====== GIVEN DATA ======

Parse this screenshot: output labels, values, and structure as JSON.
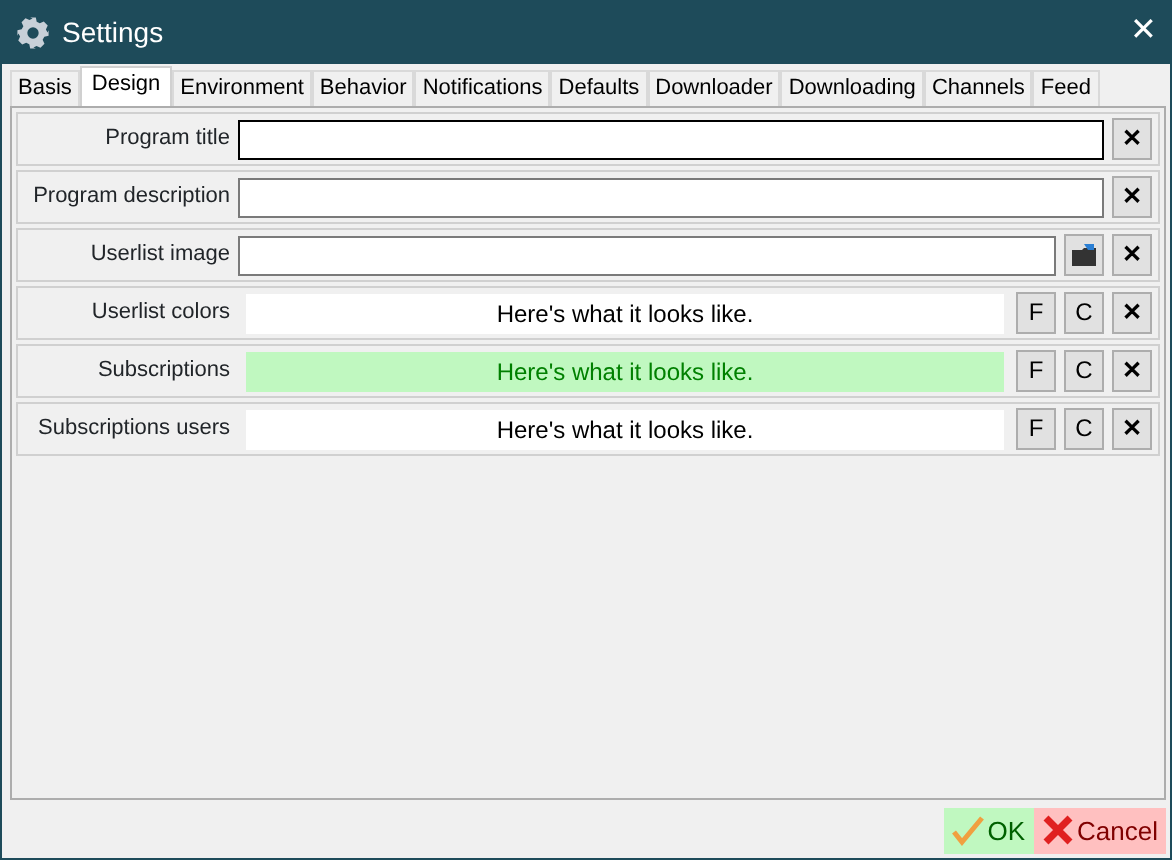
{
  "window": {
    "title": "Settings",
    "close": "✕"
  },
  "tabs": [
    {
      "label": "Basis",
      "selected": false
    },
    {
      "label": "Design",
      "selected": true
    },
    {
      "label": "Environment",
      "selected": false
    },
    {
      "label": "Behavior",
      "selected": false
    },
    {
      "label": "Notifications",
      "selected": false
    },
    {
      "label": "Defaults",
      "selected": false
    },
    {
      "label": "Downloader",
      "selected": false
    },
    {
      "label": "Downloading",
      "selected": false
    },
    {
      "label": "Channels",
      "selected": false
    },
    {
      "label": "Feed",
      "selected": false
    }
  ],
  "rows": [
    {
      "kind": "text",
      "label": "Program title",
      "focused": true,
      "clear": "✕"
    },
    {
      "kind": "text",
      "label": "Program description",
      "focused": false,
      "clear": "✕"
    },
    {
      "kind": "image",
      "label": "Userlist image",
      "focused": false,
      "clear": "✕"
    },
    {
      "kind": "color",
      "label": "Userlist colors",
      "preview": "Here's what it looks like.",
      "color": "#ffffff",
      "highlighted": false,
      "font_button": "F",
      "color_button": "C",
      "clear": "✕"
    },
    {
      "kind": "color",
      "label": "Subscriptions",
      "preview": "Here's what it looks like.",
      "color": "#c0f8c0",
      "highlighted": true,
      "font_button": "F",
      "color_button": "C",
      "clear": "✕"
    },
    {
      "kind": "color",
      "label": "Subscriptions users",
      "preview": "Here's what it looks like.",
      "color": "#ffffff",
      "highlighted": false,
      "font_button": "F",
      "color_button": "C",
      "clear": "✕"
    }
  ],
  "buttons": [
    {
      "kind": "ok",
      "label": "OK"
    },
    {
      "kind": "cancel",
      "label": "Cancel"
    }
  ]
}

======

WHAT YOU WILL DO. Return each line from the material above exactly, but not the pictures.

RIGHT ANSWER.
Parse this screenshot: output labels, values, and structure as JSON.
{
  "window": {
    "title": "Settings",
    "close": "✕"
  },
  "tabs": [
    {
      "label": "Basis",
      "selected": false
    },
    {
      "label": "Design",
      "selected": true
    },
    {
      "label": "Environment",
      "selected": false
    },
    {
      "label": "Behavior",
      "selected": false
    },
    {
      "label": "Notifications",
      "selected": false
    },
    {
      "label": "Defaults",
      "selected": false
    },
    {
      "label": "Downloader",
      "selected": false
    },
    {
      "label": "Downloading",
      "selected": false
    },
    {
      "label": "Channels",
      "selected": false
    },
    {
      "label": "Feed",
      "selected": false
    }
  ],
  "rows": [
    {
      "kind": "text",
      "label": "Program title",
      "focused": true,
      "clear": "✕"
    },
    {
      "kind": "text",
      "label": "Program description",
      "focused": false,
      "clear": "✕"
    },
    {
      "kind": "image",
      "label": "Userlist image",
      "focused": false,
      "clear": "✕"
    },
    {
      "kind": "color",
      "label": "Userlist colors",
      "preview": "Here's what it looks like.",
      "color": "#ffffff",
      "highlighted": false,
      "font_button": "F",
      "color_button": "C",
      "clear": "✕"
    },
    {
      "kind": "color",
      "label": "Subscriptions",
      "preview": "Here's what it looks like.",
      "color": "#c0f8c0",
      "highlighted": true,
      "font_button": "F",
      "color_button": "C",
      "clear": "✕"
    },
    {
      "kind": "color",
      "label": "Subscriptions users",
      "preview": "Here's what it looks like.",
      "color": "#ffffff",
      "highlighted": false,
      "font_button": "F",
      "color_button": "C",
      "clear": "✕"
    }
  ],
  "buttons": [
    {
      "kind": "ok",
      "label": "OK"
    },
    {
      "kind": "cancel",
      "label": "Cancel"
    }
  ]
}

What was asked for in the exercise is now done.